▸ What the task asks: Below is a listing; write it out exactly and drop any images from it.

━━ Data ━━

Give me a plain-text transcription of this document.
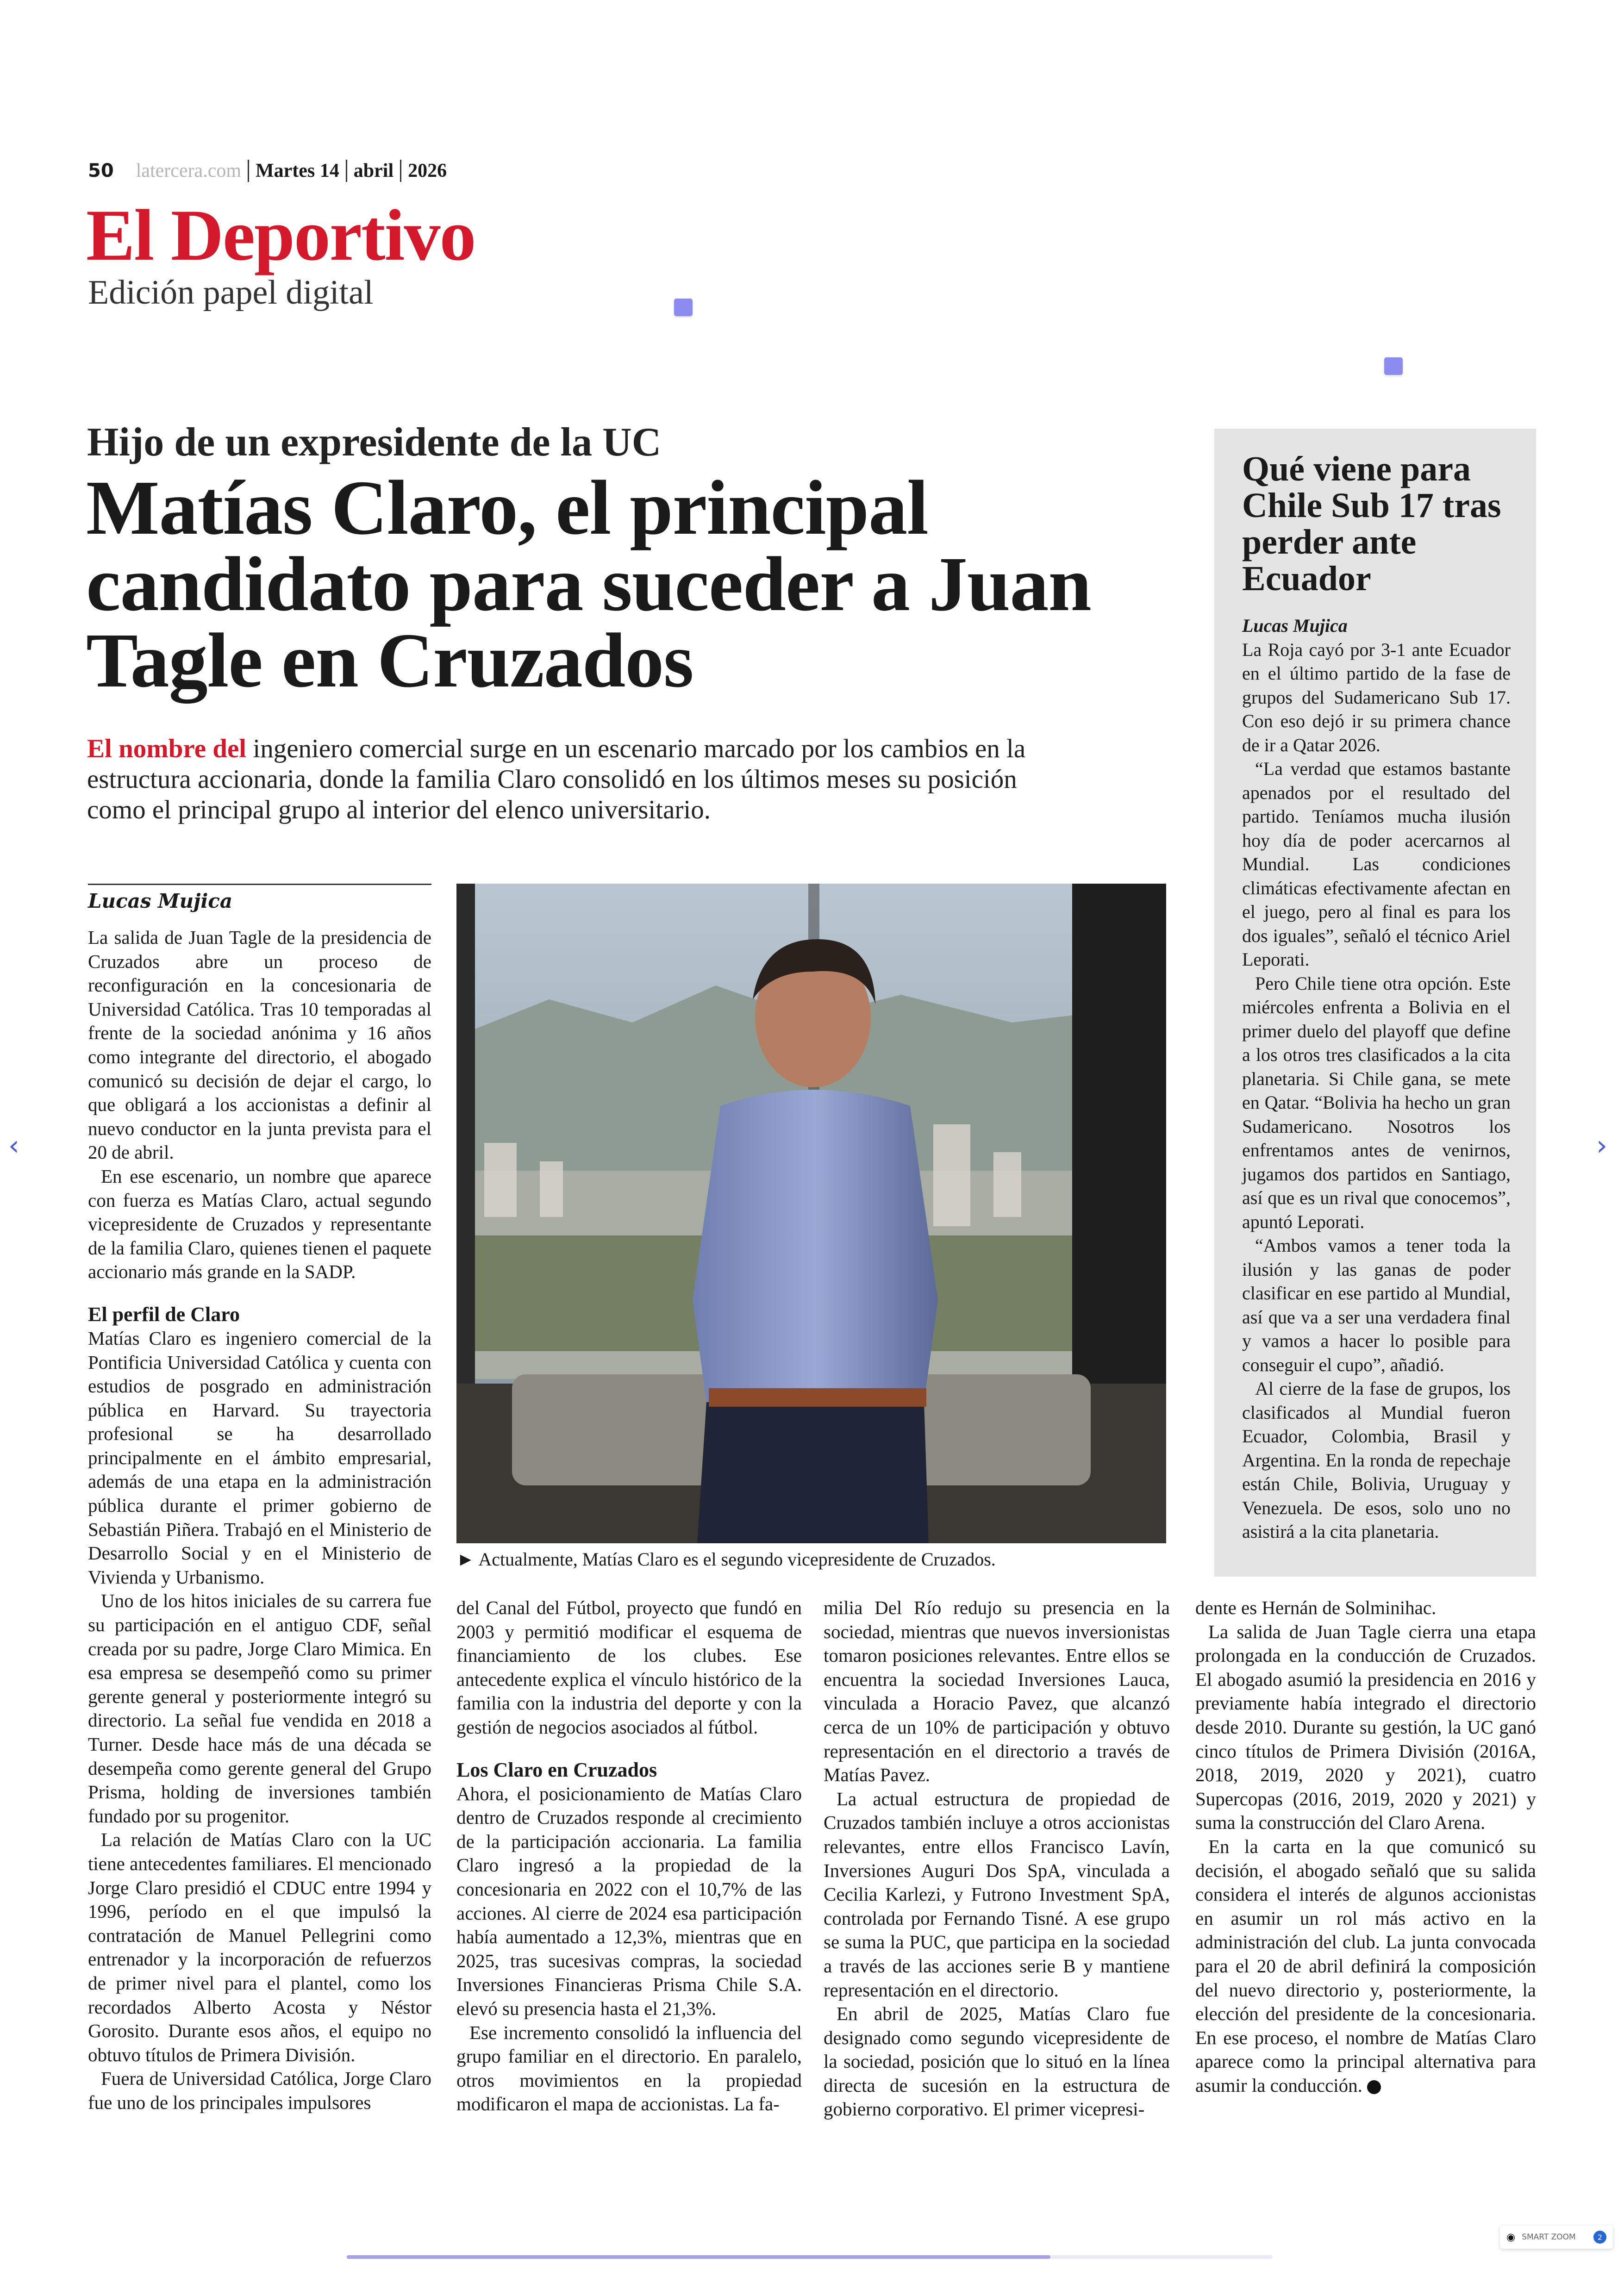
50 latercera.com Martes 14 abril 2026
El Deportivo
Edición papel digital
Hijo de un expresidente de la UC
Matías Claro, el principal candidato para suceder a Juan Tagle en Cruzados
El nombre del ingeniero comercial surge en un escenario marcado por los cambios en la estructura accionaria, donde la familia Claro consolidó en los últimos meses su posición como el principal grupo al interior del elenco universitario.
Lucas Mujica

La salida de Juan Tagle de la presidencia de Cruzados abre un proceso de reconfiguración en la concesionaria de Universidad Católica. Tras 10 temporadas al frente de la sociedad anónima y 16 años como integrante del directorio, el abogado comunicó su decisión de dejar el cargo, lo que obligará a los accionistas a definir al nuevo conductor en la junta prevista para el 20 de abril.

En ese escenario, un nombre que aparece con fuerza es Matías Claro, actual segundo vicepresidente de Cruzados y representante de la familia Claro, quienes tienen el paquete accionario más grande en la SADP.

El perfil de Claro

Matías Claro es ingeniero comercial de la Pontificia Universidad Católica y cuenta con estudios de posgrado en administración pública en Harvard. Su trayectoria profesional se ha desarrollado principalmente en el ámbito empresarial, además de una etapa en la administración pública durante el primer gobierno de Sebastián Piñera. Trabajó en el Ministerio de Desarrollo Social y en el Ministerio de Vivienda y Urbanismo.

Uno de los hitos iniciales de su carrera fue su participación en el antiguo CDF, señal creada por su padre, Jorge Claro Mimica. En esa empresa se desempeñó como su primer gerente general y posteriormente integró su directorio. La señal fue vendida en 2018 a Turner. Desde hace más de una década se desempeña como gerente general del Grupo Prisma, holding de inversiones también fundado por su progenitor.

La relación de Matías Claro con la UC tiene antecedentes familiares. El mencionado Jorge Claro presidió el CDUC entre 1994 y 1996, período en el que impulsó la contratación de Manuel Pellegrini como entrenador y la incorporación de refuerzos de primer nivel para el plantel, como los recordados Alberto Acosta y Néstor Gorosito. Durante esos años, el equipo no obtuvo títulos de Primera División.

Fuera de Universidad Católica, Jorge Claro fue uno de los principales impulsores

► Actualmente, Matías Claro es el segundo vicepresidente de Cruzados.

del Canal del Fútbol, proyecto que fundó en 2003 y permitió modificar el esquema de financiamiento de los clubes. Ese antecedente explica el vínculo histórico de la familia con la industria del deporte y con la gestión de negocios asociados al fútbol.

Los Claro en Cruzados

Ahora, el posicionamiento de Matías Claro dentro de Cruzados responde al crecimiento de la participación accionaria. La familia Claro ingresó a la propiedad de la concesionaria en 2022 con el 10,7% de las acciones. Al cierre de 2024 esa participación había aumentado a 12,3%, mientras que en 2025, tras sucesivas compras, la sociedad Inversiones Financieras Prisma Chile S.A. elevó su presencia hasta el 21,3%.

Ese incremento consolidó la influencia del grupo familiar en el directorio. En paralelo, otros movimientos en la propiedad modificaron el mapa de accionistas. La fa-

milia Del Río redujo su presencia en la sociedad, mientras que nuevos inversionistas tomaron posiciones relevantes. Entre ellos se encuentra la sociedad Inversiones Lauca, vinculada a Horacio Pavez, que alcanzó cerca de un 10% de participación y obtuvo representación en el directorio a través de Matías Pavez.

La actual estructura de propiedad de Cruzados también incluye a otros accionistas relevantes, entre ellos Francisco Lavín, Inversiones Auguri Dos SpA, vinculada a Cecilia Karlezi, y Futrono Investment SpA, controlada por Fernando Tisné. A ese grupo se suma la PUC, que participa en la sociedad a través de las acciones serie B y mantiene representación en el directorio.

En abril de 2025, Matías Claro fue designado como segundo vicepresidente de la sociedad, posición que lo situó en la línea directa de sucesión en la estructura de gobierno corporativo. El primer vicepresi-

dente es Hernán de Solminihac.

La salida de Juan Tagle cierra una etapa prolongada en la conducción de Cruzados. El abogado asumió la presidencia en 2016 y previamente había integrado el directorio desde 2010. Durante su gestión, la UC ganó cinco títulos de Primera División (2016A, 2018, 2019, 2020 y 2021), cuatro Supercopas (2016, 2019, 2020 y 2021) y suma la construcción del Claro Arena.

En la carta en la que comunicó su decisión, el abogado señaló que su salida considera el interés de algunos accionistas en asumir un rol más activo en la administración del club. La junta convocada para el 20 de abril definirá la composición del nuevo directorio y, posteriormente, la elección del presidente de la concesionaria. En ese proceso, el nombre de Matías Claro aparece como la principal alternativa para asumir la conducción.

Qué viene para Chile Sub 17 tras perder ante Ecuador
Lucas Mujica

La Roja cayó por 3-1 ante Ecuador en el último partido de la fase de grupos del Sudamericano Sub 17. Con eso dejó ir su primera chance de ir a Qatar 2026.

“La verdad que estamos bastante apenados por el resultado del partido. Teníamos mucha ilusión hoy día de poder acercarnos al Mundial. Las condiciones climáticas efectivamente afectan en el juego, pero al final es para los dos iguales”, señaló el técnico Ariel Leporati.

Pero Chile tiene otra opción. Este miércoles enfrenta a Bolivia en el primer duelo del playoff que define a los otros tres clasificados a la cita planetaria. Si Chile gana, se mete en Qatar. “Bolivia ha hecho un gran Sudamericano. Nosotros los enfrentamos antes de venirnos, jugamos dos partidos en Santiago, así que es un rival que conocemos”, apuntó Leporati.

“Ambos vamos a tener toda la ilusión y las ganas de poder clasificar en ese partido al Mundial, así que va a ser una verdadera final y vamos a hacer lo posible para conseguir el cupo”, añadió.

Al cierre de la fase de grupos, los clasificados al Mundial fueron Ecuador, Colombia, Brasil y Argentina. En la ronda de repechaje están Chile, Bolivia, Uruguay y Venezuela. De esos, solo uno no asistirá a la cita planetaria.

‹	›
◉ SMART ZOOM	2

━━━

▸ Exercise output:
Give me a plain-text transcription of this document.
50 latercera.com Martes 14 abril 2026
El Deportivo
Edición papel digital
Hijo de un expresidente de la UC
Matías Claro, el principal candidato para suceder a Juan Tagle en Cruzados
El nombre del ingeniero comercial surge en un escenario marcado por los cambios en la estructura accionaria, donde la familia Claro consolidó en los últimos meses su posición como el principal grupo al interior del elenco universitario.
Lucas Mujica

La salida de Juan Tagle de la presidencia de Cruzados abre un proceso de reconfiguración en la concesionaria de Universidad Católica. Tras 10 temporadas al frente de la sociedad anónima y 16 años como integrante del directorio, el abogado comunicó su decisión de dejar el cargo, lo que obligará a los accionistas a definir al nuevo conductor en la junta prevista para el 20 de abril.

En ese escenario, un nombre que aparece con fuerza es Matías Claro, actual segundo vicepresidente de Cruzados y representante de la familia Claro, quienes tienen el paquete accionario más grande en la SADP.

El perfil de Claro

Matías Claro es ingeniero comercial de la Pontificia Universidad Católica y cuenta con estudios de posgrado en administración pública en Harvard. Su trayectoria profesional se ha desarrollado principalmente en el ámbito empresarial, además de una etapa en la administración pública durante el primer gobierno de Sebastián Piñera. Trabajó en el Ministerio de Desarrollo Social y en el Ministerio de Vivienda y Urbanismo.

Uno de los hitos iniciales de su carrera fue su participación en el antiguo CDF, señal creada por su padre, Jorge Claro Mimica. En esa empresa se desempeñó como su primer gerente general y posteriormente integró su directorio. La señal fue vendida en 2018 a Turner. Desde hace más de una década se desempeña como gerente general del Grupo Prisma, holding de inversiones también fundado por su progenitor.

La relación de Matías Claro con la UC tiene antecedentes familiares. El mencionado Jorge Claro presidió el CDUC entre 1994 y 1996, período en el que impulsó la contratación de Manuel Pellegrini como entrenador y la incorporación de refuerzos de primer nivel para el plantel, como los recordados Alberto Acosta y Néstor Gorosito. Durante esos años, el equipo no obtuvo títulos de Primera División.

Fuera de Universidad Católica, Jorge Claro fue uno de los principales impulsores

► Actualmente, Matías Claro es el segundo vicepresidente de Cruzados.

del Canal del Fútbol, proyecto que fundó en 2003 y permitió modificar el esquema de financiamiento de los clubes. Ese antecedente explica el vínculo histórico de la familia con la industria del deporte y con la gestión de negocios asociados al fútbol.

Los Claro en Cruzados

Ahora, el posicionamiento de Matías Claro dentro de Cruzados responde al crecimiento de la participación accionaria. La familia Claro ingresó a la propiedad de la concesionaria en 2022 con el 10,7% de las acciones. Al cierre de 2024 esa participación había aumentado a 12,3%, mientras que en 2025, tras sucesivas compras, la sociedad Inversiones Financieras Prisma Chile S.A. elevó su presencia hasta el 21,3%.

Ese incremento consolidó la influencia del grupo familiar en el directorio. En paralelo, otros movimientos en la propiedad modificaron el mapa de accionistas. La fa-

milia Del Río redujo su presencia en la sociedad, mientras que nuevos inversionistas tomaron posiciones relevantes. Entre ellos se encuentra la sociedad Inversiones Lauca, vinculada a Horacio Pavez, que alcanzó cerca de un 10% de participación y obtuvo representación en el directorio a través de Matías Pavez.

La actual estructura de propiedad de Cruzados también incluye a otros accionistas relevantes, entre ellos Francisco Lavín, Inversiones Auguri Dos SpA, vinculada a Cecilia Karlezi, y Futrono Investment SpA, controlada por Fernando Tisné. A ese grupo se suma la PUC, que participa en la sociedad a través de las acciones serie B y mantiene representación en el directorio.

En abril de 2025, Matías Claro fue designado como segundo vicepresidente de la sociedad, posición que lo situó en la línea directa de sucesión en la estructura de gobierno corporativo. El primer vicepresi-

dente es Hernán de Solminihac.

La salida de Juan Tagle cierra una etapa prolongada en la conducción de Cruzados. El abogado asumió la presidencia en 2016 y previamente había integrado el directorio desde 2010. Durante su gestión, la UC ganó cinco títulos de Primera División (2016A, 2018, 2019, 2020 y 2021), cuatro Supercopas (2016, 2019, 2020 y 2021) y suma la construcción del Claro Arena.

En la carta en la que comunicó su decisión, el abogado señaló que su salida considera el interés de algunos accionistas en asumir un rol más activo en la administración del club. La junta convocada para el 20 de abril definirá la composición del nuevo directorio y, posteriormente, la elección del presidente de la concesionaria. En ese proceso, el nombre de Matías Claro aparece como la principal alternativa para asumir la conducción.

Qué viene para Chile Sub 17 tras perder ante Ecuador
Lucas Mujica

La Roja cayó por 3-1 ante Ecuador en el último partido de la fase de grupos del Sudamericano Sub 17. Con eso dejó ir su primera chance de ir a Qatar 2026.

“La verdad que estamos bastante apenados por el resultado del partido. Teníamos mucha ilusión hoy día de poder acercarnos al Mundial. Las condiciones climáticas efectivamente afectan en el juego, pero al final es para los dos iguales”, señaló el técnico Ariel Leporati.

Pero Chile tiene otra opción. Este miércoles enfrenta a Bolivia en el primer duelo del playoff que define a los otros tres clasificados a la cita planetaria. Si Chile gana, se mete en Qatar. “Bolivia ha hecho un gran Sudamericano. Nosotros los enfrentamos antes de venirnos, jugamos dos partidos en Santiago, así que es un rival que conocemos”, apuntó Leporati.

“Ambos vamos a tener toda la ilusión y las ganas de poder clasificar en ese partido al Mundial, así que va a ser una verdadera final y vamos a hacer lo posible para conseguir el cupo”, añadió.

Al cierre de la fase de grupos, los clasificados al Mundial fueron Ecuador, Colombia, Brasil y Argentina. En la ronda de repechaje están Chile, Bolivia, Uruguay y Venezuela. De esos, solo uno no asistirá a la cita planetaria.

‹	›
◉ SMART ZOOM	2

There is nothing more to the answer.